> Supplied material
****************************************
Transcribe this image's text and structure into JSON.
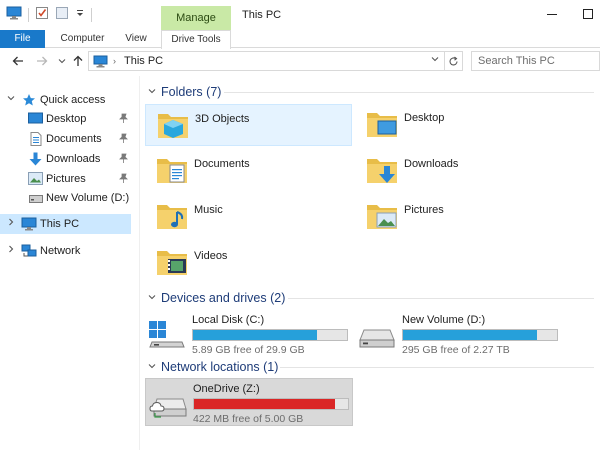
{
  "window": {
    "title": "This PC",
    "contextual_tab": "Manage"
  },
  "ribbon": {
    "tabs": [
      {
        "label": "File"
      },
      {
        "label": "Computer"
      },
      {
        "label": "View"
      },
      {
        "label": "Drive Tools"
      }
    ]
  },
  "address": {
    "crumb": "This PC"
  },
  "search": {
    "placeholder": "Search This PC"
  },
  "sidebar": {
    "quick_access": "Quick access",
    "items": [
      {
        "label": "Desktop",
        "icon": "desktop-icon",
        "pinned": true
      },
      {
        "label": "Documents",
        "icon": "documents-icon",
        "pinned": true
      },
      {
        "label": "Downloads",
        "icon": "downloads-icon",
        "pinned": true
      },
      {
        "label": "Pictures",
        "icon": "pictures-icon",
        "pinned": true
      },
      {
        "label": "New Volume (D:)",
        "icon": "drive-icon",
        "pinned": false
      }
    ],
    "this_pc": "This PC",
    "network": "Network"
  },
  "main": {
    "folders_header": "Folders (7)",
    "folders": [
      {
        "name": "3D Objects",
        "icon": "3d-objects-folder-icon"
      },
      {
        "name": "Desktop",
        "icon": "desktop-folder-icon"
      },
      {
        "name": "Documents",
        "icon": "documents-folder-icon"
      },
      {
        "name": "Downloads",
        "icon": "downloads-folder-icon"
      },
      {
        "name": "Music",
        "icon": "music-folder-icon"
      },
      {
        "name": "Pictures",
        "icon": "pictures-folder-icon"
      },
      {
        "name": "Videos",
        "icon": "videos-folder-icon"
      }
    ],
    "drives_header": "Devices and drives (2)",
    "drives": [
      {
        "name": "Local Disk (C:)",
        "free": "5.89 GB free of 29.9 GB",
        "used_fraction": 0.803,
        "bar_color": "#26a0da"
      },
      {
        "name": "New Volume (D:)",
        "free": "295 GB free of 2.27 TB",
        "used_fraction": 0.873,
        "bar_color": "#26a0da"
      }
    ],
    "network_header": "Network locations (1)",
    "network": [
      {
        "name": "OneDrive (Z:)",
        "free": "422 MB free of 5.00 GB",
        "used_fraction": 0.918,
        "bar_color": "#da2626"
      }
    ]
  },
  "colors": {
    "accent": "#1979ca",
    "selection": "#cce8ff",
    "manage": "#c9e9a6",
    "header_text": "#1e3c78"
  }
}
****************************************
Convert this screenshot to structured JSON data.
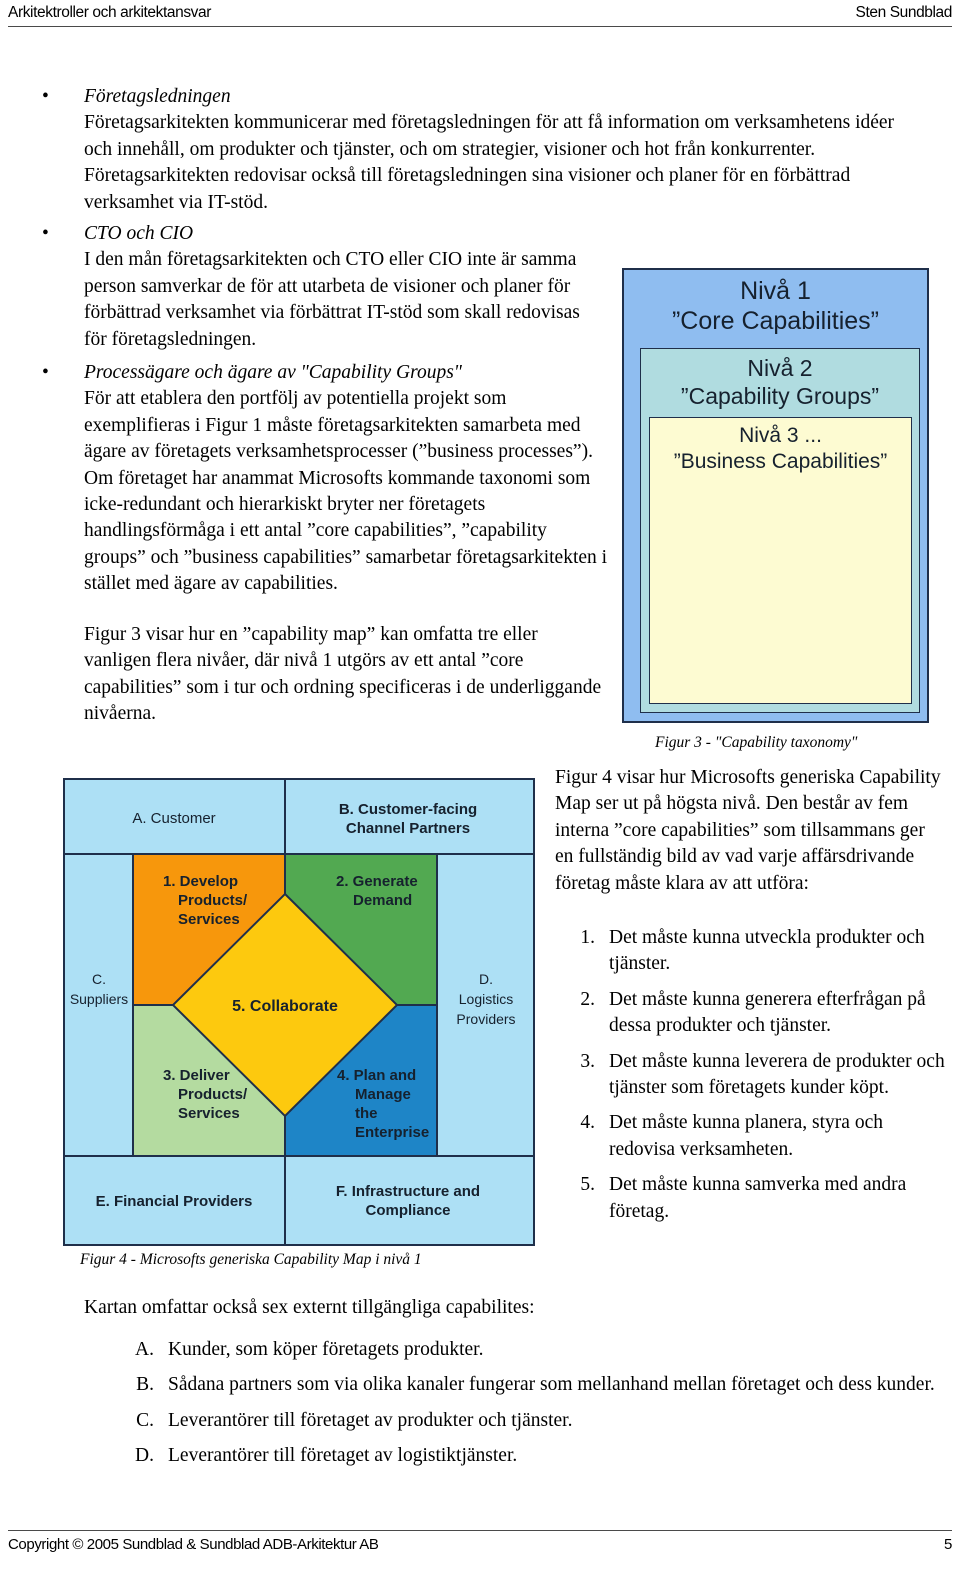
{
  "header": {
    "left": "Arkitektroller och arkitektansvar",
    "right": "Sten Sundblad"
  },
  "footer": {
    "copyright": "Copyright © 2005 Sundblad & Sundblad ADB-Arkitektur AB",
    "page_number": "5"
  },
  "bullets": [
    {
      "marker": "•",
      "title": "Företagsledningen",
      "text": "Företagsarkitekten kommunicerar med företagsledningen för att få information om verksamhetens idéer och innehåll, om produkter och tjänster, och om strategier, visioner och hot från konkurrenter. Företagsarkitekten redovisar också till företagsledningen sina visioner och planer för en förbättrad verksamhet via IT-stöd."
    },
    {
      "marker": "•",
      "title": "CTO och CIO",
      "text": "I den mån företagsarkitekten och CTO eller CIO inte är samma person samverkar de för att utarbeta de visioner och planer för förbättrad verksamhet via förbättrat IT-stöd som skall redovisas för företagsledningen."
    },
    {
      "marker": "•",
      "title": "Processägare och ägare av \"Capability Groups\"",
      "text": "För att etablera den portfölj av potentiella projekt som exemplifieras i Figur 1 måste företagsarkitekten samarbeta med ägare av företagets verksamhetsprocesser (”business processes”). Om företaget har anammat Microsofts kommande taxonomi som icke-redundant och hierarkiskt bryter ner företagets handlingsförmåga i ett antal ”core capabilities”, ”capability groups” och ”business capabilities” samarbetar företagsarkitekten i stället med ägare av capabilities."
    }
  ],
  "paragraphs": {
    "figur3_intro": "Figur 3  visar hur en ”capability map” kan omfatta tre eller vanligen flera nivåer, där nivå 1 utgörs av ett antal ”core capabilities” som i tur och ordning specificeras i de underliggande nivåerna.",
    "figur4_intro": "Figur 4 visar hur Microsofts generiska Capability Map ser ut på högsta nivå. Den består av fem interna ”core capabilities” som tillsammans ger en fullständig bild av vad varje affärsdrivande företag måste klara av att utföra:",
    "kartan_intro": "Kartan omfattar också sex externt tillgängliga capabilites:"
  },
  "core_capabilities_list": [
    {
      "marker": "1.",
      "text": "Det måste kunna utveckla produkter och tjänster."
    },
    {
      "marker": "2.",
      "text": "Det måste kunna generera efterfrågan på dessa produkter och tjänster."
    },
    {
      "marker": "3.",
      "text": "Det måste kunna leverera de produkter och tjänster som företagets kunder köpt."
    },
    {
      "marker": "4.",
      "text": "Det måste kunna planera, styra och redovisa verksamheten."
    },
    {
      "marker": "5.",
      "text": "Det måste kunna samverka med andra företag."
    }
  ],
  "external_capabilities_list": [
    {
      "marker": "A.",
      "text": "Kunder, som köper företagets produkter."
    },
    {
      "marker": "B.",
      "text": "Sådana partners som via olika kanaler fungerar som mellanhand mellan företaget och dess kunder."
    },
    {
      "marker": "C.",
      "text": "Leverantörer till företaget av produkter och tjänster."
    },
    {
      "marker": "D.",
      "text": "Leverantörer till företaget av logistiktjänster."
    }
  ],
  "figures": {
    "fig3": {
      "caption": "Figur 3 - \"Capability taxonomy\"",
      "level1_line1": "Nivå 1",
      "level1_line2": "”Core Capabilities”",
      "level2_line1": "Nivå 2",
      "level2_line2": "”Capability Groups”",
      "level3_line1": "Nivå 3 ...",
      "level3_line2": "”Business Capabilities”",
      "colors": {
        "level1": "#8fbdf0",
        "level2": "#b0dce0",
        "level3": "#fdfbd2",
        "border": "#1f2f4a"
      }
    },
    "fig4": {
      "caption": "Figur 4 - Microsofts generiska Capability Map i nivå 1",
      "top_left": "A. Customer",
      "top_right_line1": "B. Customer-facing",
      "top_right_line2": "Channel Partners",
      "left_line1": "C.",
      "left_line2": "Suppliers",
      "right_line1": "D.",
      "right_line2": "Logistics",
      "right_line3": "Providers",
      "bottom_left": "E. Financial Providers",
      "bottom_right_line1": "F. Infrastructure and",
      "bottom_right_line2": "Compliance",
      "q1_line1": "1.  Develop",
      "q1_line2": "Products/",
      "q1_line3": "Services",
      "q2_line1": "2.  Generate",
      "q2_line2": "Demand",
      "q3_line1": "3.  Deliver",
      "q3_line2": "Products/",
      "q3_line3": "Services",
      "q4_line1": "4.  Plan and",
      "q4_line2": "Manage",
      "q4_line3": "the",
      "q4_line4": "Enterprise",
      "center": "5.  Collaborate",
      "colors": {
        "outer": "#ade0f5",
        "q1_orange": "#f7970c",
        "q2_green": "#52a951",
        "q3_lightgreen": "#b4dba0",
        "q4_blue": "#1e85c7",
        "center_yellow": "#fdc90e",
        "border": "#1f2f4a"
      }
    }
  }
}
****************************************
> Your instructions
State how many lines of the records above contain the word "icon", and give only that number.

> Written response
12